** BEGIN Given data **
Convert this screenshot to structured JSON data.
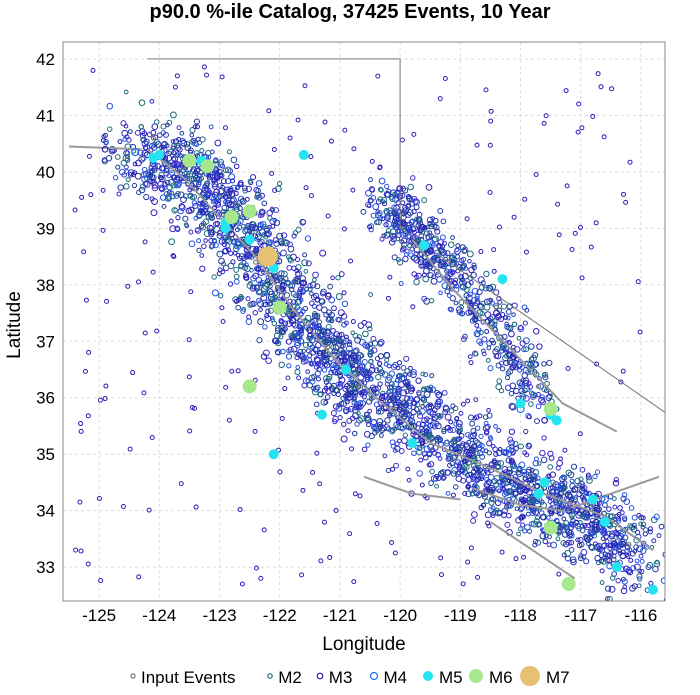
{
  "title": "p90.0 %-ile Catalog, 37425 Events, 10 Year",
  "chart_data": {
    "type": "scatter",
    "title": "p90.0 %-ile Catalog, 37425 Events, 10 Year",
    "xlabel": "Longitude",
    "ylabel": "Latitude",
    "xlim": [
      -125.6,
      -115.6
    ],
    "ylim": [
      32.4,
      42.3
    ],
    "xticks": [
      -125,
      -124,
      -123,
      -122,
      -121,
      -120,
      -119,
      -118,
      -117,
      -116
    ],
    "yticks": [
      33,
      34,
      35,
      36,
      37,
      38,
      39,
      40,
      41,
      42
    ],
    "grid": true,
    "legend_position": "bottom",
    "series": [
      {
        "name": "Input Events",
        "color": "#777777",
        "marker": "small-open-circle",
        "values": [
          [
            -124.1,
            40.6
          ],
          [
            -123.6,
            40.1
          ],
          [
            -122.9,
            39.2
          ],
          [
            -122.4,
            38.4
          ],
          [
            -121.8,
            37.5
          ],
          [
            -121.2,
            36.9
          ],
          [
            -120.7,
            36.2
          ],
          [
            -120.1,
            35.8
          ],
          [
            -118.4,
            37.6
          ],
          [
            -117.7,
            36.2
          ],
          [
            -116.8,
            34.1
          ],
          [
            -116.2,
            33.4
          ]
        ]
      },
      {
        "name": "M2",
        "color": "#1c6b7f",
        "marker": "open-circle",
        "values": [
          [
            -124.3,
            40.8
          ],
          [
            -123.2,
            39.8
          ],
          [
            -122.0,
            38.1
          ],
          [
            -121.0,
            36.4
          ],
          [
            -119.7,
            38.8
          ],
          [
            -118.1,
            37.3
          ],
          [
            -117.4,
            35.8
          ],
          [
            -116.5,
            33.9
          ],
          [
            -118.8,
            34.3
          ]
        ]
      },
      {
        "name": "M3",
        "color": "#2a1fb8",
        "marker": "open-circle",
        "values": [
          [
            -124.9,
            40.4
          ],
          [
            -122.8,
            38.9
          ],
          [
            -121.5,
            37.2
          ],
          [
            -120.3,
            36.0
          ],
          [
            -119.5,
            38.6
          ],
          [
            -118.4,
            37.5
          ],
          [
            -117.6,
            35.6
          ],
          [
            -116.3,
            33.2
          ],
          [
            -117.2,
            34.0
          ]
        ]
      },
      {
        "name": "M4",
        "color": "#1e6cf0",
        "marker": "open-circle",
        "values": [
          [
            -124.4,
            40.35
          ],
          [
            -122.7,
            38.7
          ],
          [
            -121.1,
            36.5
          ],
          [
            -118.0,
            35.8
          ],
          [
            -116.6,
            34.2
          ]
        ]
      },
      {
        "name": "M5",
        "color": "#22e5f0",
        "marker": "filled-circle",
        "values": [
          [
            -124.0,
            40.3
          ],
          [
            -123.3,
            40.2
          ],
          [
            -122.9,
            39.1
          ],
          [
            -122.5,
            38.8
          ],
          [
            -122.1,
            38.3
          ],
          [
            -121.6,
            40.3
          ],
          [
            -121.3,
            35.7
          ],
          [
            -120.9,
            36.5
          ],
          [
            -119.6,
            38.7
          ],
          [
            -118.3,
            38.1
          ],
          [
            -118.0,
            35.9
          ],
          [
            -117.5,
            35.7
          ],
          [
            -117.4,
            35.6
          ],
          [
            -117.7,
            34.3
          ],
          [
            -116.8,
            34.2
          ],
          [
            -116.6,
            33.8
          ],
          [
            -116.4,
            33.0
          ],
          [
            -115.8,
            32.6
          ],
          [
            -122.1,
            35.0
          ],
          [
            -122.9,
            39.0
          ],
          [
            -119.8,
            35.2
          ],
          [
            -117.6,
            34.5
          ],
          [
            -124.1,
            40.25
          ]
        ]
      },
      {
        "name": "M6",
        "color": "#a6e88b",
        "marker": "filled-circle",
        "values": [
          [
            -123.5,
            40.2
          ],
          [
            -123.2,
            40.1
          ],
          [
            -122.8,
            39.2
          ],
          [
            -122.5,
            39.3
          ],
          [
            -122.0,
            37.6
          ],
          [
            -122.5,
            36.2
          ],
          [
            -117.5,
            35.8
          ],
          [
            -117.5,
            33.7
          ],
          [
            -117.2,
            32.7
          ]
        ]
      },
      {
        "name": "M7",
        "color": "#e8c072",
        "marker": "filled-circle",
        "values": [
          [
            -122.2,
            38.5
          ]
        ]
      }
    ],
    "legend": [
      "Input Events",
      "M2",
      "M3",
      "M4",
      "M5",
      "M6",
      "M7"
    ]
  }
}
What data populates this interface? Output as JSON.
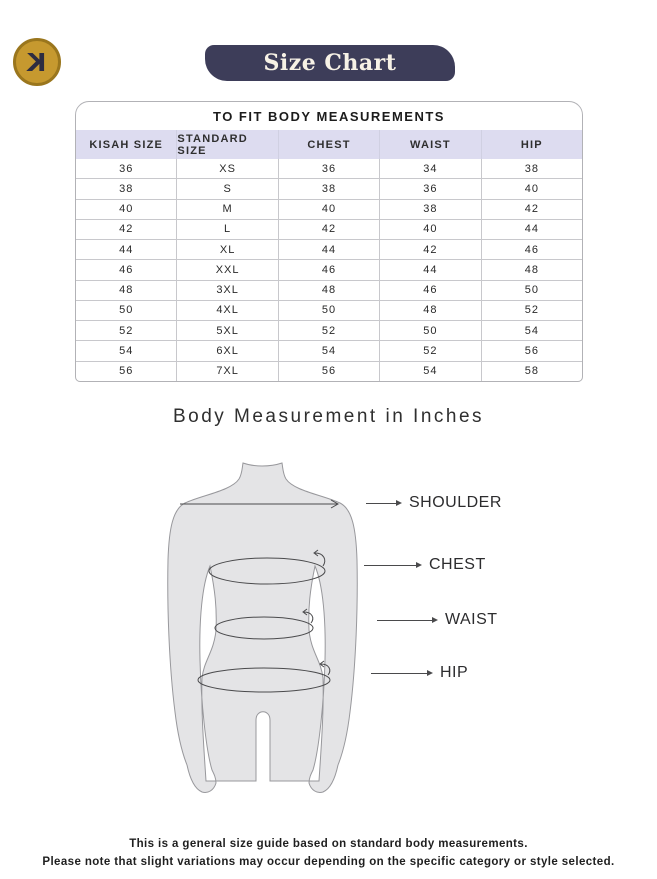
** END Given data **
▶ **Task description**:
Search the data for "this" and list every line in which it occurs.

▶ **Exercise response**:
Convert this screenshot to structured JSON data.
What data populates this interface? Output as JSON.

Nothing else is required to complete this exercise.